◆ What is required
Keep only the lines that hold the string "JSON", filtering out the rest of the entries below.

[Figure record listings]
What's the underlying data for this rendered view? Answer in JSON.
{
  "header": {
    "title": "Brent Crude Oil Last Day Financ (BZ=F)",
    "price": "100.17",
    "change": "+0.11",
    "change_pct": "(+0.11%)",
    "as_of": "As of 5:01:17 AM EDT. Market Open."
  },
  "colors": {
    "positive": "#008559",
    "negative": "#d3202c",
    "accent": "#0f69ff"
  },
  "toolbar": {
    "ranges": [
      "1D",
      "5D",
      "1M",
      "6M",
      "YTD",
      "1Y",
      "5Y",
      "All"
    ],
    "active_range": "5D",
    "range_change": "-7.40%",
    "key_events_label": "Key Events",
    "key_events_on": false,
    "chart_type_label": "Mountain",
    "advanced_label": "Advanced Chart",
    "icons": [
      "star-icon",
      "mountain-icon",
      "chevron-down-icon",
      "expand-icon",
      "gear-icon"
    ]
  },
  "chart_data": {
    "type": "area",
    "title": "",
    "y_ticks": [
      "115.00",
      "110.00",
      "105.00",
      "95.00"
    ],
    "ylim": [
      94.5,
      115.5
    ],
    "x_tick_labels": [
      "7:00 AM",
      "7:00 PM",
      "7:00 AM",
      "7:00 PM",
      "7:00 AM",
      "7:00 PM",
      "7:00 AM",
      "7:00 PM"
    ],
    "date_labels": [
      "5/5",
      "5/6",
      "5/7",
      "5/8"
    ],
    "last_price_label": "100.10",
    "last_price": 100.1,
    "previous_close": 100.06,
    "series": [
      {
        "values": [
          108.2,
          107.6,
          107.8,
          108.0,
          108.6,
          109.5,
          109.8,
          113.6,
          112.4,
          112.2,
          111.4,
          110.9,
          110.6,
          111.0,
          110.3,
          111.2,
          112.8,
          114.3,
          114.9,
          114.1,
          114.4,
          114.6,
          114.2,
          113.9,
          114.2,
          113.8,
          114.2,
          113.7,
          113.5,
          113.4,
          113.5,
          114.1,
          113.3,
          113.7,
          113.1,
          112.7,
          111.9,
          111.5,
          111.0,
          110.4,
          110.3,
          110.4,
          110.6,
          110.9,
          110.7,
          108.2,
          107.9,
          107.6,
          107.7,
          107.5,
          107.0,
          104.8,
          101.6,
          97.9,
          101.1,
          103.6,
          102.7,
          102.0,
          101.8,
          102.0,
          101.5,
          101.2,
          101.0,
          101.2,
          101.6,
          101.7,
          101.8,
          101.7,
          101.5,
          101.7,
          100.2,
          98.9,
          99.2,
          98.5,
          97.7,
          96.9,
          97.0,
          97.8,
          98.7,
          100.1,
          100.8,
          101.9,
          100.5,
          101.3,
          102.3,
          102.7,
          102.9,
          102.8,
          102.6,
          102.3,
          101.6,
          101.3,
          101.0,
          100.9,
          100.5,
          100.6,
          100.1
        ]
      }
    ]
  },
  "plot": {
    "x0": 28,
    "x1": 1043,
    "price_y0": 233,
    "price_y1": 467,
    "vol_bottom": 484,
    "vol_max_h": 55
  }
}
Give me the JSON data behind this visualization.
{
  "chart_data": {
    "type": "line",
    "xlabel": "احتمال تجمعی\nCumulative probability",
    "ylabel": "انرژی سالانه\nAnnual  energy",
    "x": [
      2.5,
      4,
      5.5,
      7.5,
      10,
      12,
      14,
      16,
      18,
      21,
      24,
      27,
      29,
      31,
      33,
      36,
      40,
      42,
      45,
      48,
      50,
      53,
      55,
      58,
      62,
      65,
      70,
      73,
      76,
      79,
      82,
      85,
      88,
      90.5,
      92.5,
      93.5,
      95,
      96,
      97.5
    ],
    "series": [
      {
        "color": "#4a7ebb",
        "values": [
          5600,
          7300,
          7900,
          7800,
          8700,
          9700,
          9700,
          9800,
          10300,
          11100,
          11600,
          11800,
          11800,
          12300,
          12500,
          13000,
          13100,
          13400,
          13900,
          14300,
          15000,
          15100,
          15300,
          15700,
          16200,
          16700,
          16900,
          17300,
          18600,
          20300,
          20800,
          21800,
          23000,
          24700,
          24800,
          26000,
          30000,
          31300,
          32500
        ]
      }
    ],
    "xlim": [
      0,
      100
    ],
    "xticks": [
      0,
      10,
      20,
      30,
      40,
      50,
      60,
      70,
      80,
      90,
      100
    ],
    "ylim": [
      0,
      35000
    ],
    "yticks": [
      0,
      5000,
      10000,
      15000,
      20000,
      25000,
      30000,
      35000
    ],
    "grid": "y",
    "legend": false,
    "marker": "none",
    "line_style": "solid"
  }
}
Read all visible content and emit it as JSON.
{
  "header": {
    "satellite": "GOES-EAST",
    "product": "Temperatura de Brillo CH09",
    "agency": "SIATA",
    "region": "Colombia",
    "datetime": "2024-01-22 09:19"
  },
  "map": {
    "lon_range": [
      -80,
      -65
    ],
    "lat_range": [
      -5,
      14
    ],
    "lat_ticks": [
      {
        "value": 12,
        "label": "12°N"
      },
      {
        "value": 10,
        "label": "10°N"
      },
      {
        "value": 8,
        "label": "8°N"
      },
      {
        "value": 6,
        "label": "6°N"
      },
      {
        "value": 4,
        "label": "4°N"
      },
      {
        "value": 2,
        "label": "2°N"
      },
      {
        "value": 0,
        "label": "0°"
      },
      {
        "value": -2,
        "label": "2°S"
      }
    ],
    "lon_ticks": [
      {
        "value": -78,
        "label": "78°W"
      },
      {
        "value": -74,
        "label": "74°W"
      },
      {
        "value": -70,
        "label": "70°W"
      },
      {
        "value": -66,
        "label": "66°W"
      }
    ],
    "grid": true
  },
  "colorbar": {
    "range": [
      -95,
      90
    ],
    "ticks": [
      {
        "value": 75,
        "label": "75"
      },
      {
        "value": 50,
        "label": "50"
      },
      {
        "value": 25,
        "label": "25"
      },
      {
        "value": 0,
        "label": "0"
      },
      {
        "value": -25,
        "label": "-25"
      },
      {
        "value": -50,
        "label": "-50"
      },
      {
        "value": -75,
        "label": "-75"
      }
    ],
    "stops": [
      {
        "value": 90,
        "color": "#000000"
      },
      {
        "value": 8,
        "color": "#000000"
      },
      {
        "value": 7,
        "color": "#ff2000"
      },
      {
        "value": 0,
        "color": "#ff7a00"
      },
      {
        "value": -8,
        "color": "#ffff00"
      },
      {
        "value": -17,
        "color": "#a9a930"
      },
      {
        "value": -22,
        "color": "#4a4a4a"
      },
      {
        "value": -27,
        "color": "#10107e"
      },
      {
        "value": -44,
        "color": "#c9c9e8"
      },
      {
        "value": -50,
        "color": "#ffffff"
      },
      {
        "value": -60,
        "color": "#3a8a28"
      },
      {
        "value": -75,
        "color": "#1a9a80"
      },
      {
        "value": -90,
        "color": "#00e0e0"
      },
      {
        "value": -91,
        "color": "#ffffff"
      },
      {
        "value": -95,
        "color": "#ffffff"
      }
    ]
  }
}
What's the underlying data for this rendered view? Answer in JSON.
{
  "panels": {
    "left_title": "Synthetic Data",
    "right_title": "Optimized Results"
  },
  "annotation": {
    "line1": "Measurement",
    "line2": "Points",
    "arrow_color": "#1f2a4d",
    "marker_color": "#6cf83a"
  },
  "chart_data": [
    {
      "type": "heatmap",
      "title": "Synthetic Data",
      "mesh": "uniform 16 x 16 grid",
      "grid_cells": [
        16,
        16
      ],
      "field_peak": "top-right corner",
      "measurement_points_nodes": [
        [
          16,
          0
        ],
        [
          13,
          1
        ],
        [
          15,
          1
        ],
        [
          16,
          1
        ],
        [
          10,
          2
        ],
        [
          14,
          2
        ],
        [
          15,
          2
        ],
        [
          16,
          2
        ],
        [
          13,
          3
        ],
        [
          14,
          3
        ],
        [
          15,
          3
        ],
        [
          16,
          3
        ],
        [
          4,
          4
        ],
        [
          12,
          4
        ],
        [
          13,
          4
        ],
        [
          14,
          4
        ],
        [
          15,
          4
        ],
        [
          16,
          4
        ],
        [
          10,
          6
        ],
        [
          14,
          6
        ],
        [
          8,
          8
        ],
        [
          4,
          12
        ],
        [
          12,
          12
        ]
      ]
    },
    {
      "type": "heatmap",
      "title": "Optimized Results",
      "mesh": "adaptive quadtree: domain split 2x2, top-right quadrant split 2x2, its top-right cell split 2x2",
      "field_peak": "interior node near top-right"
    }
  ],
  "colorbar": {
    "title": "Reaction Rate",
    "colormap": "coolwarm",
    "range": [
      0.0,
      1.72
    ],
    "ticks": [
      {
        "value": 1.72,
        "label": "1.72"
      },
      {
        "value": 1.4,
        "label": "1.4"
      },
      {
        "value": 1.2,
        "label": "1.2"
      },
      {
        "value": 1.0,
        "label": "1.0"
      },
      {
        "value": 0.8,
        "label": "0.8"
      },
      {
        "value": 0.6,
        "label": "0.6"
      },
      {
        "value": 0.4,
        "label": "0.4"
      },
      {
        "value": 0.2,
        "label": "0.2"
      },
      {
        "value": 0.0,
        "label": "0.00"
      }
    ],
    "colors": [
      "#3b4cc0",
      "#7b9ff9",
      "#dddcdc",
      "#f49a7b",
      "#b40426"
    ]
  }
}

◆ Written answer
What's the underlying data for this rendered view? Answer in JSON.
Give me the JSON data behind this visualization.
Read all visible content and emit it as JSON.
What's the underlying data for this rendered view? Answer in JSON.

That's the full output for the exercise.